### Excerpted records ###

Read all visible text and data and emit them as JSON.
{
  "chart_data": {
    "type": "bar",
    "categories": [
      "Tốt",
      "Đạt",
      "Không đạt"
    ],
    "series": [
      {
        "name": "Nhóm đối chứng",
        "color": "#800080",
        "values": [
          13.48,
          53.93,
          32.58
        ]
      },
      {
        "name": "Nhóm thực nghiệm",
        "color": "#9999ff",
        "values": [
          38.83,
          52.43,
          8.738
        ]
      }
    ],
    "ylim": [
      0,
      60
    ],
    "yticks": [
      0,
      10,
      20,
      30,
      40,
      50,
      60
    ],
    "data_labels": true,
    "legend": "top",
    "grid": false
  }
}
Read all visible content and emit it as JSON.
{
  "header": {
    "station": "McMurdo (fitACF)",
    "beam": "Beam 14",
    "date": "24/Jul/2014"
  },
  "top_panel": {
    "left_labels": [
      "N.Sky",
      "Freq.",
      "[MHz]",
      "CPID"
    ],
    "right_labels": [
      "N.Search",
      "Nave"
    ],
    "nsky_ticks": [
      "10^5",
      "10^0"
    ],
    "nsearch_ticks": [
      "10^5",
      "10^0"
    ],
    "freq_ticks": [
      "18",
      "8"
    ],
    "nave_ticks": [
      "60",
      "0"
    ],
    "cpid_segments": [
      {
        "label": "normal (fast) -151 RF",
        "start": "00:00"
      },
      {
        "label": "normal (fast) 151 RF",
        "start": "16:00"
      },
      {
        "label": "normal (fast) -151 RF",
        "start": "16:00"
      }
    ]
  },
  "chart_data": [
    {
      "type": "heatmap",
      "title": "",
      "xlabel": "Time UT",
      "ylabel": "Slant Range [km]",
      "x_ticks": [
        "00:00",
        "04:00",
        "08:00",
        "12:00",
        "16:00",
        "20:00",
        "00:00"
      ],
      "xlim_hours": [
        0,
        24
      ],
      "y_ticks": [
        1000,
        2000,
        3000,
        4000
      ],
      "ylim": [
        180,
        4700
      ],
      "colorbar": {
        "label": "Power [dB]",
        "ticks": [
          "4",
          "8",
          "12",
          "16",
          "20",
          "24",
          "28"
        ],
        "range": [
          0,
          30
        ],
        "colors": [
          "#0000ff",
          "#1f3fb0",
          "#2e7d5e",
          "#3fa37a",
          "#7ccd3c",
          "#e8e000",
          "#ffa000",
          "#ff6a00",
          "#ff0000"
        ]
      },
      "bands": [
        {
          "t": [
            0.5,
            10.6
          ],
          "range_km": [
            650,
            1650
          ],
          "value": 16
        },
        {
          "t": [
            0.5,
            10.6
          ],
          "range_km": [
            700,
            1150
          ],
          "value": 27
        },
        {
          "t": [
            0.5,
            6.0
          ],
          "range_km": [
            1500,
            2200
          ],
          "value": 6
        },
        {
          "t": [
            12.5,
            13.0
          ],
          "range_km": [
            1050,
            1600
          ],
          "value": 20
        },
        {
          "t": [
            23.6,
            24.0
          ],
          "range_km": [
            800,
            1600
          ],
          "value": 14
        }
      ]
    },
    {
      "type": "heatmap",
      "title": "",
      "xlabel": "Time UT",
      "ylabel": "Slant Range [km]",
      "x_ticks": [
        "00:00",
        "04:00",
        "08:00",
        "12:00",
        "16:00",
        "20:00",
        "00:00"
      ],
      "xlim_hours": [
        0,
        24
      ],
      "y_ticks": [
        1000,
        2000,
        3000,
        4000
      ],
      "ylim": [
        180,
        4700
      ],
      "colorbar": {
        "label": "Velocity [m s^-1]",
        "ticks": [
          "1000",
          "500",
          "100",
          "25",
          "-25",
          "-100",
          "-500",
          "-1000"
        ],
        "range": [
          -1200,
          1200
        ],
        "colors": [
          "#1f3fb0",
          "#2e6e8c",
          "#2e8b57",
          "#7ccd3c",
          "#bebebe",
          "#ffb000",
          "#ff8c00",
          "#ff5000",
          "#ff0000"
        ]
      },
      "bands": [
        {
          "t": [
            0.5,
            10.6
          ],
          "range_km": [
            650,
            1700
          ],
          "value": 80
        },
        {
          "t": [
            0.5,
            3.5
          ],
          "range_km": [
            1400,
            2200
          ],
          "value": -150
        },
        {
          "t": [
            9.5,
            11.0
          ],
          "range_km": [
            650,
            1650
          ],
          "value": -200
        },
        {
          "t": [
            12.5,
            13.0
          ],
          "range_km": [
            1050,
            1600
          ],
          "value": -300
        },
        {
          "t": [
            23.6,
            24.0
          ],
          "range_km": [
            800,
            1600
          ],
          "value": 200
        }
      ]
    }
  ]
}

###

- Objective -
Reproduce each entry exactly, leaving out nothing.

- Exercise solution -
Read all visible text and data and emit them as JSON.
{
  "chart_data": {
    "type": "bar",
    "categories": [
      "Tốt",
      "Đạt",
      "Không đạt"
    ],
    "series": [
      {
        "name": "Nhóm đối chứng",
        "color": "#800080",
        "values": [
          13.48,
          53.93,
          32.58
        ]
      },
      {
        "name": "Nhóm thực nghiệm",
        "color": "#9999ff",
        "values": [
          38.83,
          52.43,
          8.738
        ]
      }
    ],
    "ylim": [
      0,
      60
    ],
    "yticks": [
      0,
      10,
      20,
      30,
      40,
      50,
      60
    ],
    "data_labels": true,
    "legend": "top",
    "grid": false
  }
}
Read all visible content and emit it as JSON.
{
  "header": {
    "station": "McMurdo (fitACF)",
    "beam": "Beam 14",
    "date": "24/Jul/2014"
  },
  "top_panel": {
    "left_labels": [
      "N.Sky",
      "Freq.",
      "[MHz]",
      "CPID"
    ],
    "right_labels": [
      "N.Search",
      "Nave"
    ],
    "nsky_ticks": [
      "10^5",
      "10^0"
    ],
    "nsearch_ticks": [
      "10^5",
      "10^0"
    ],
    "freq_ticks": [
      "18",
      "8"
    ],
    "nave_ticks": [
      "60",
      "0"
    ],
    "cpid_segments": [
      {
        "label": "normal (fast) -151 RF",
        "start": "00:00"
      },
      {
        "label": "normal (fast) 151 RF",
        "start": "16:00"
      },
      {
        "label": "normal (fast) -151 RF",
        "start": "16:00"
      }
    ]
  },
  "chart_data": [
    {
      "type": "heatmap",
      "title": "",
      "xlabel": "Time UT",
      "ylabel": "Slant Range [km]",
      "x_ticks": [
        "00:00",
        "04:00",
        "08:00",
        "12:00",
        "16:00",
        "20:00",
        "00:00"
      ],
      "xlim_hours": [
        0,
        24
      ],
      "y_ticks": [
        1000,
        2000,
        3000,
        4000
      ],
      "ylim": [
        180,
        4700
      ],
      "colorbar": {
        "label": "Power [dB]",
        "ticks": [
          "4",
          "8",
          "12",
          "16",
          "20",
          "24",
          "28"
        ],
        "range": [
          0,
          30
        ],
        "colors": [
          "#0000ff",
          "#1f3fb0",
          "#2e7d5e",
          "#3fa37a",
          "#7ccd3c",
          "#e8e000",
          "#ffa000",
          "#ff6a00",
          "#ff0000"
        ]
      },
      "bands": [
        {
          "t": [
            0.5,
            10.6
          ],
          "range_km": [
            650,
            1650
          ],
          "value": 16
        },
        {
          "t": [
            0.5,
            10.6
          ],
          "range_km": [
            700,
            1150
          ],
          "value": 27
        },
        {
          "t": [
            0.5,
            6.0
          ],
          "range_km": [
            1500,
            2200
          ],
          "value": 6
        },
        {
          "t": [
            12.5,
            13.0
          ],
          "range_km": [
            1050,
            1600
          ],
          "value": 20
        },
        {
          "t": [
            23.6,
            24.0
          ],
          "range_km": [
            800,
            1600
          ],
          "value": 14
        }
      ]
    },
    {
      "type": "heatmap",
      "title": "",
      "xlabel": "Time UT",
      "ylabel": "Slant Range [km]",
      "x_ticks": [
        "00:00",
        "04:00",
        "08:00",
        "12:00",
        "16:00",
        "20:00",
        "00:00"
      ],
      "xlim_hours": [
        0,
        24
      ],
      "y_ticks": [
        1000,
        2000,
        3000,
        4000
      ],
      "ylim": [
        180,
        4700
      ],
      "colorbar": {
        "label": "Velocity [m s^-1]",
        "ticks": [
          "1000",
          "500",
          "100",
          "25",
          "-25",
          "-100",
          "-500",
          "-1000"
        ],
        "range": [
          -1200,
          1200
        ],
        "colors": [
          "#1f3fb0",
          "#2e6e8c",
          "#2e8b57",
          "#7ccd3c",
          "#bebebe",
          "#ffb000",
          "#ff8c00",
          "#ff5000",
          "#ff0000"
        ]
      },
      "bands": [
        {
          "t": [
            0.5,
            10.6
          ],
          "range_km": [
            650,
            1700
          ],
          "value": 80
        },
        {
          "t": [
            0.5,
            3.5
          ],
          "range_km": [
            1400,
            2200
          ],
          "value": -150
        },
        {
          "t": [
            9.5,
            11.0
          ],
          "range_km": [
            650,
            1650
          ],
          "value": -200
        },
        {
          "t": [
            12.5,
            13.0
          ],
          "range_km": [
            1050,
            1600
          ],
          "value": -300
        },
        {
          "t": [
            23.6,
            24.0
          ],
          "range_km": [
            800,
            1600
          ],
          "value": 200
        }
      ]
    }
  ]
}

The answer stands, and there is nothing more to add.